Figure record listings

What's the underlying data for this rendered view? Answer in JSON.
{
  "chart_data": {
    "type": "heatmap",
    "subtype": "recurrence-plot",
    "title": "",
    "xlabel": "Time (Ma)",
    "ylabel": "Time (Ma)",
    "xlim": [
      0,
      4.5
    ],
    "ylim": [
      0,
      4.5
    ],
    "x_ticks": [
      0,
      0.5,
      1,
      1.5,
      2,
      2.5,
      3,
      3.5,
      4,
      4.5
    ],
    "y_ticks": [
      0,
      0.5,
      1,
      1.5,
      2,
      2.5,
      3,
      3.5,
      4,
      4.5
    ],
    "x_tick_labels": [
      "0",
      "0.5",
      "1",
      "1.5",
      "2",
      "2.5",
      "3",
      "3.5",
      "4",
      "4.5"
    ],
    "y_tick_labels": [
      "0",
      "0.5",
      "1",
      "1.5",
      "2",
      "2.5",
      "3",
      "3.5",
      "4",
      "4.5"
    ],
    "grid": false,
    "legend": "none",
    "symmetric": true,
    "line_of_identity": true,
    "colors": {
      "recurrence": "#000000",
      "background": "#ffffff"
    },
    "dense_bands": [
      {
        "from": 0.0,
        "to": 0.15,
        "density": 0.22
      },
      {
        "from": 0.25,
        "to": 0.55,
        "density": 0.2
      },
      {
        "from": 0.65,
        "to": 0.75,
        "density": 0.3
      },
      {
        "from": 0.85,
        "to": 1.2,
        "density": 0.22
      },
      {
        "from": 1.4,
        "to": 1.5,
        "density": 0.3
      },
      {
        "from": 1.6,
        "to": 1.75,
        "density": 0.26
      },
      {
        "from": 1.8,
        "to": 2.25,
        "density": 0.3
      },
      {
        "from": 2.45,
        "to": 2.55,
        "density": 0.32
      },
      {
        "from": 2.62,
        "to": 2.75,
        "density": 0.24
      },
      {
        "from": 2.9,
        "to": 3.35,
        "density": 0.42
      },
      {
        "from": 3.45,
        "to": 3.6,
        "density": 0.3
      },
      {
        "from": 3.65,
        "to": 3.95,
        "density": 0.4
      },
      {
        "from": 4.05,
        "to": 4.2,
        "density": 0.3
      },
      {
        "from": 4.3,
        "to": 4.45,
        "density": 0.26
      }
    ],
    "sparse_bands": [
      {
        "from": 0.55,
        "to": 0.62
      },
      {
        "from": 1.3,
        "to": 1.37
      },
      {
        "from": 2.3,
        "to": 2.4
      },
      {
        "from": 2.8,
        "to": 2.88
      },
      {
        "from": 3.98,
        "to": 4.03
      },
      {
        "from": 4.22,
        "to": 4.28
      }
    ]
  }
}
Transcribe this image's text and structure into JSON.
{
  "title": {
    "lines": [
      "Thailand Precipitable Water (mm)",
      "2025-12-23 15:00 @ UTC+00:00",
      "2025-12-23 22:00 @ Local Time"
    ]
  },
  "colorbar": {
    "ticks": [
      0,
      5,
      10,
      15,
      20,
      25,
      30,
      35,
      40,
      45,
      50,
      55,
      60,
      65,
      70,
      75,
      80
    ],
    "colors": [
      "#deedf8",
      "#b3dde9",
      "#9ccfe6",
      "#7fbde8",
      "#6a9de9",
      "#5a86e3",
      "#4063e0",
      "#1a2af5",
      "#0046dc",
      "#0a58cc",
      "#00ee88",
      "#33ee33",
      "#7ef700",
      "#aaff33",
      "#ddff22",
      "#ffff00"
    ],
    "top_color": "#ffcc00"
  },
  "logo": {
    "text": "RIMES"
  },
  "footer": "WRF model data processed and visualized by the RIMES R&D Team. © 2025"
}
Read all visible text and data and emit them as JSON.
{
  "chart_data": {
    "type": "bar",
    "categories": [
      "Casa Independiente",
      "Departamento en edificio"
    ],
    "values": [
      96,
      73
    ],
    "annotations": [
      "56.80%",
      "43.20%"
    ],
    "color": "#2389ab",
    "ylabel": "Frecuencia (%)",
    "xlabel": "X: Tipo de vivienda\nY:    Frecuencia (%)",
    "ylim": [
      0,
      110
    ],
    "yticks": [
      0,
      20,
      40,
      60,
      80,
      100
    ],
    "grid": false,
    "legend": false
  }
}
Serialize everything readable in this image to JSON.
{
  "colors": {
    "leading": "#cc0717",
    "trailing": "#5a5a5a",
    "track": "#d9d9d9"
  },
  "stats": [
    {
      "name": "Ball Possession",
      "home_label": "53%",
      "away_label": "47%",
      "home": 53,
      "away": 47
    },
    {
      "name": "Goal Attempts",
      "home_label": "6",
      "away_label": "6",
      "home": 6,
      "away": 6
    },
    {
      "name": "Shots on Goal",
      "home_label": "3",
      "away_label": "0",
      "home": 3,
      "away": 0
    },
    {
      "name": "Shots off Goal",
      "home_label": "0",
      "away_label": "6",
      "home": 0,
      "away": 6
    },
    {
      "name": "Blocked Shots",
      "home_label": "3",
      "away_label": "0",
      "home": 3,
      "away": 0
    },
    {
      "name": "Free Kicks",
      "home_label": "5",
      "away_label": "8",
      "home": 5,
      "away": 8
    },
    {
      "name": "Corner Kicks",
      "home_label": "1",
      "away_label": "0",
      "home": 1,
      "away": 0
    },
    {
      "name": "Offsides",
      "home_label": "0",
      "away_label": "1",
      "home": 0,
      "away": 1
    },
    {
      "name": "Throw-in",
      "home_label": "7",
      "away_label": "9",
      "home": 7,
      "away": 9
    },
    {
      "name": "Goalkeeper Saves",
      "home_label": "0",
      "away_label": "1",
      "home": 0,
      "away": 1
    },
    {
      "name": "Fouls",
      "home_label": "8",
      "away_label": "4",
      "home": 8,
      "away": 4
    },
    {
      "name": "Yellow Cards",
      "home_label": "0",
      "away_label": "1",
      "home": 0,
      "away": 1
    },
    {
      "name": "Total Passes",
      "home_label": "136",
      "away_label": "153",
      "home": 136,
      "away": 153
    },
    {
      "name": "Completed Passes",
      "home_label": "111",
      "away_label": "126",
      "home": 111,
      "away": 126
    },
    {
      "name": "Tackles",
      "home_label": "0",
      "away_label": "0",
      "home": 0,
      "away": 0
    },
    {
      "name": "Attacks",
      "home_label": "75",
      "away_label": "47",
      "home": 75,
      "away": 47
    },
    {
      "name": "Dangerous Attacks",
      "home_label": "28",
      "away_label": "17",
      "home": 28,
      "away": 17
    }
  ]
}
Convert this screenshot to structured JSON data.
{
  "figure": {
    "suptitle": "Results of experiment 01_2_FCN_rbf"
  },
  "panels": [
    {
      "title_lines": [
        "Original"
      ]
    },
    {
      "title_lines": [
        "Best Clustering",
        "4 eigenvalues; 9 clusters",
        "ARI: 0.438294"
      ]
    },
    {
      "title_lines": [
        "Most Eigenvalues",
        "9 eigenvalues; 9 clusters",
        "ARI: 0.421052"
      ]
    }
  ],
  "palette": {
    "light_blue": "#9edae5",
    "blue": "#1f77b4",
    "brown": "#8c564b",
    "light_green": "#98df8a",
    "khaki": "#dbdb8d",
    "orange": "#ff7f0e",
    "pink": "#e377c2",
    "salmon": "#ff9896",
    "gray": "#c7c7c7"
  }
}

Requirement – Scan the listing above. Gather each line that contains the word "JSON".

The result –
What's the underlying data for this rendered view? Answer in JSON.
Transcribe this image's text and structure into JSON.
Read all visible text and data and emit them as JSON.
Serialize everything readable in this image to JSON.
Convert this screenshot to structured JSON data.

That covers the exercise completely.